* What to do: Tally the lines holding the word "title" and state the count by itself.

......

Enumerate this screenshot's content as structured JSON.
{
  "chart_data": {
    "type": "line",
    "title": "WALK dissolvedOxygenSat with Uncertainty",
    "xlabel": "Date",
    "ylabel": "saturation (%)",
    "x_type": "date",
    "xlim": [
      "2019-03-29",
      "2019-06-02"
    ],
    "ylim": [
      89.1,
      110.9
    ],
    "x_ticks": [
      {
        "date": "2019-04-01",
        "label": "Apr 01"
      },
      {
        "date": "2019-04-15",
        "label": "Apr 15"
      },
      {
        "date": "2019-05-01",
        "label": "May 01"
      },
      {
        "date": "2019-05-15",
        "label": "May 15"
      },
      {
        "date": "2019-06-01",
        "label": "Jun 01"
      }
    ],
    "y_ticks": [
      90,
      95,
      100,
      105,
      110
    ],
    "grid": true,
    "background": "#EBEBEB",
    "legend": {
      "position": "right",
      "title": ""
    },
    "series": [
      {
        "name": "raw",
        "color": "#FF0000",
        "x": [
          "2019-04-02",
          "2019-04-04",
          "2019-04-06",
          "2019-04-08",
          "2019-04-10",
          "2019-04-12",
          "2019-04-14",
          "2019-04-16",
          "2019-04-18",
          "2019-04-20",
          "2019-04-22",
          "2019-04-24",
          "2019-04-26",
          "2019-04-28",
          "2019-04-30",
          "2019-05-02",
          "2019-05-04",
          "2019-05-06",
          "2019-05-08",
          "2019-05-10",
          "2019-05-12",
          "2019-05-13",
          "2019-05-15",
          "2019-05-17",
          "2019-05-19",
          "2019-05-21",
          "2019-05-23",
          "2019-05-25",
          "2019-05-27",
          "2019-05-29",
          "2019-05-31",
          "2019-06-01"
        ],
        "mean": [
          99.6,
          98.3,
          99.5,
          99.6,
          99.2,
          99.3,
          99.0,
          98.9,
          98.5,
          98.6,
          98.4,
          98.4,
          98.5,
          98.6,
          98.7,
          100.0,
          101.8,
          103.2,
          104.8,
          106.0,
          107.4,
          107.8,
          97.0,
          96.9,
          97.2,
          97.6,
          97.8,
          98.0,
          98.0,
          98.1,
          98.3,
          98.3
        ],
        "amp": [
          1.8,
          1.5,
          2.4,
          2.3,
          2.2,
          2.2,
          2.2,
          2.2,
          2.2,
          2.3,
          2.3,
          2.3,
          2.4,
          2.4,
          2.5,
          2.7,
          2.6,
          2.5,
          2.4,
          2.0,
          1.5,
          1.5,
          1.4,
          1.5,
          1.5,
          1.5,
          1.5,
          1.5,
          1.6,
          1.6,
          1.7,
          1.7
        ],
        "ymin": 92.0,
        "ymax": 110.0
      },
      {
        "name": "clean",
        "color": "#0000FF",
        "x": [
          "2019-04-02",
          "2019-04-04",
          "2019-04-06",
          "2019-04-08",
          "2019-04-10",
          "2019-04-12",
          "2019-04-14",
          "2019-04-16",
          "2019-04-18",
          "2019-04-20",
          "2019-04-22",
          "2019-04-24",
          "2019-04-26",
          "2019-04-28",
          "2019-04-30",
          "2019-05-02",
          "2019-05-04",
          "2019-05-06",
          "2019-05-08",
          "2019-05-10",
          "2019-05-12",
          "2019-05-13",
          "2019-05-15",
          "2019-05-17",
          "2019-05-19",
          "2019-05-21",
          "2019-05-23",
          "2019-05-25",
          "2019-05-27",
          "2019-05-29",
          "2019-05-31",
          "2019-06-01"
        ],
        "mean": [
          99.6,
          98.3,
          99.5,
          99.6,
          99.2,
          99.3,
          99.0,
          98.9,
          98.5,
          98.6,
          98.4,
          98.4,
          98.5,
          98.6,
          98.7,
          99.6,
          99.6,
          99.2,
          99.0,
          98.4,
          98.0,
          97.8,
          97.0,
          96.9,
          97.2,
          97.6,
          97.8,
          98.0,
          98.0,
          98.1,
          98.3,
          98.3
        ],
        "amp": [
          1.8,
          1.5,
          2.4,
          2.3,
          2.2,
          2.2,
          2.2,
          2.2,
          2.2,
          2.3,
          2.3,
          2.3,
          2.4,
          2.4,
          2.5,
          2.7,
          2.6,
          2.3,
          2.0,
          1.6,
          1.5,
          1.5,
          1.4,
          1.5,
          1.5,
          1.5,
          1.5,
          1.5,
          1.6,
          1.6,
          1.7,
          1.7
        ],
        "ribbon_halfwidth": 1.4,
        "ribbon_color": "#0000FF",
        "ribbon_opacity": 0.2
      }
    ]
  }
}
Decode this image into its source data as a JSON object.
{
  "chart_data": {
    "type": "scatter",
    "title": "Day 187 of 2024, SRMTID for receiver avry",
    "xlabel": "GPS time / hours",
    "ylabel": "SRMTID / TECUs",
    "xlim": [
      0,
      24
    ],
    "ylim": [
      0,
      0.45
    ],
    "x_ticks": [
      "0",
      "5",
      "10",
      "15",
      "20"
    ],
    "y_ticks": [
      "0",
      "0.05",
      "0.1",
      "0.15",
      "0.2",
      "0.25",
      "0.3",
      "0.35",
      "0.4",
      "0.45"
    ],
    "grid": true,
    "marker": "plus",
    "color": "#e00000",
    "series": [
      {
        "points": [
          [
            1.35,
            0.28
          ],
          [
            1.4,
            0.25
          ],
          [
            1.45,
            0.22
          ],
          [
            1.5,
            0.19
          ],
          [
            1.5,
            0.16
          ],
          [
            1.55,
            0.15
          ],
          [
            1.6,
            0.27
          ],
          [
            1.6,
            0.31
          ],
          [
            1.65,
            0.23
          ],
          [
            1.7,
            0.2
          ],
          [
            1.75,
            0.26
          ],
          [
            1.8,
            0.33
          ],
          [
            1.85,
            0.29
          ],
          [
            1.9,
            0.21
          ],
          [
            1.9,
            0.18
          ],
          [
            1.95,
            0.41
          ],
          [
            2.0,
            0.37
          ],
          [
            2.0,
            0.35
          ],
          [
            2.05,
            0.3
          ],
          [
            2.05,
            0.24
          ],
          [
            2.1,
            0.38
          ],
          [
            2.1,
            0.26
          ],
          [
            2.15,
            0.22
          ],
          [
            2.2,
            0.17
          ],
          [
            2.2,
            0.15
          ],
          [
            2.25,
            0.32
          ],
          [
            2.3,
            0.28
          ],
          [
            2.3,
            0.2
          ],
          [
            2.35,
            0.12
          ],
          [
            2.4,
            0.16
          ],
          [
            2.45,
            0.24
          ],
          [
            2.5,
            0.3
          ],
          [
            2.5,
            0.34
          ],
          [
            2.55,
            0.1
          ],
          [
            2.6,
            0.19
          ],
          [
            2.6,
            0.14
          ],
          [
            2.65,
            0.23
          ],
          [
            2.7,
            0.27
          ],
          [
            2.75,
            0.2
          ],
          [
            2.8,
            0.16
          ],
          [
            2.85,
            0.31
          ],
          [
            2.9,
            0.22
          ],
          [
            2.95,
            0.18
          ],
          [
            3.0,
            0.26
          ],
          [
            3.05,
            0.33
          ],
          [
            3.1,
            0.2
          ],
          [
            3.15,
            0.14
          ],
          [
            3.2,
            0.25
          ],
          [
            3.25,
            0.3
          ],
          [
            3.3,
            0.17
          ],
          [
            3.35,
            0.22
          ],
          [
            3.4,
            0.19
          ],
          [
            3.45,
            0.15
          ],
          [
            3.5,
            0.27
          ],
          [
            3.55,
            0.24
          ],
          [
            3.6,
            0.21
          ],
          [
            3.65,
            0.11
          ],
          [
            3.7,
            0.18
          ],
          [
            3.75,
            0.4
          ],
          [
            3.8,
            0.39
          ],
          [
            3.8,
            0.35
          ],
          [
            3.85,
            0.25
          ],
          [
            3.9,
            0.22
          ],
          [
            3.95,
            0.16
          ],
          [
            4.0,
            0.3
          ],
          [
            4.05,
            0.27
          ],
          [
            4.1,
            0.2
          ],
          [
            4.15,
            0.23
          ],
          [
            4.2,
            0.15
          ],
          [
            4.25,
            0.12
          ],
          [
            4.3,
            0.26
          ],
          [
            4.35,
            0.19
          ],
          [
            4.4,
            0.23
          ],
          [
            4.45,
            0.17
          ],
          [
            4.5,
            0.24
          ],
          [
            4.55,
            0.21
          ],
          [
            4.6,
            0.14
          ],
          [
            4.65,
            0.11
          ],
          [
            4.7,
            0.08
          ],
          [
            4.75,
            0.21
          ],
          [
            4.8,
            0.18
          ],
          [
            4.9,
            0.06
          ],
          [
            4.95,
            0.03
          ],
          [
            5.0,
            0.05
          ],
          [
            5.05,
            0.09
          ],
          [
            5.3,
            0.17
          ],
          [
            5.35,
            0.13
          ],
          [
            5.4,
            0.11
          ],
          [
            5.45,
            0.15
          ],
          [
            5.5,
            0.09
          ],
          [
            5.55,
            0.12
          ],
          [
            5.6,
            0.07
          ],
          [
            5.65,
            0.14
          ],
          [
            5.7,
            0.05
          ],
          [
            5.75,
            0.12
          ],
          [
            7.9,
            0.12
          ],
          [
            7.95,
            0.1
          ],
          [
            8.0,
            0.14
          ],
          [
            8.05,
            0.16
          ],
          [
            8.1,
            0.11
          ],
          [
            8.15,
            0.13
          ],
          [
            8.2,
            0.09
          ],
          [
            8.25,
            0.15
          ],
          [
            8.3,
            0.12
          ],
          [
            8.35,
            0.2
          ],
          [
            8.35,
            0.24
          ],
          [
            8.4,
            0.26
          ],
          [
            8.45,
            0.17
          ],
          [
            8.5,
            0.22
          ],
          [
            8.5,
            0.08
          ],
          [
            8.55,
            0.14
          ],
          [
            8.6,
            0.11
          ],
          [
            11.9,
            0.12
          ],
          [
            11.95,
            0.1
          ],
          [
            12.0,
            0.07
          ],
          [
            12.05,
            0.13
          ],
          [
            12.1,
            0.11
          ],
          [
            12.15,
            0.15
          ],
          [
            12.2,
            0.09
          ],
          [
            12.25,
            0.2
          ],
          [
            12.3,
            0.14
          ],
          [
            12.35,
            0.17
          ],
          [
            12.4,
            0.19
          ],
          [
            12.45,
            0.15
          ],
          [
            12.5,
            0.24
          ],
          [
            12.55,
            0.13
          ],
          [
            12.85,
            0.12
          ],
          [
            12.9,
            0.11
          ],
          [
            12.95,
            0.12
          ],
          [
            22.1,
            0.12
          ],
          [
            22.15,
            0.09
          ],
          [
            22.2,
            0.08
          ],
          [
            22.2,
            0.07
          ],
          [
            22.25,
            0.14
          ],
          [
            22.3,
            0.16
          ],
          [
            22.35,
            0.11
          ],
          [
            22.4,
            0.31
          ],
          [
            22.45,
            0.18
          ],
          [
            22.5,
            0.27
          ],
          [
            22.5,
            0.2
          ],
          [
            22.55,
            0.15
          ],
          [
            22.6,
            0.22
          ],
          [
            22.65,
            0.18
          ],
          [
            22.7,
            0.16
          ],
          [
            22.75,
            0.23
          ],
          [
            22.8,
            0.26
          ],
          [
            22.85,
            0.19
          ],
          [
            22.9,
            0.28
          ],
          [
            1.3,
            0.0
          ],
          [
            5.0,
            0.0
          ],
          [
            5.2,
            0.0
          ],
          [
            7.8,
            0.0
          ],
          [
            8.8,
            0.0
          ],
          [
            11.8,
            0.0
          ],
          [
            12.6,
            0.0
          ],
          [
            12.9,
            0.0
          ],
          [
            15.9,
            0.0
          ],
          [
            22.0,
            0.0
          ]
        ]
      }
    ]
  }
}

......

* Task solution: 3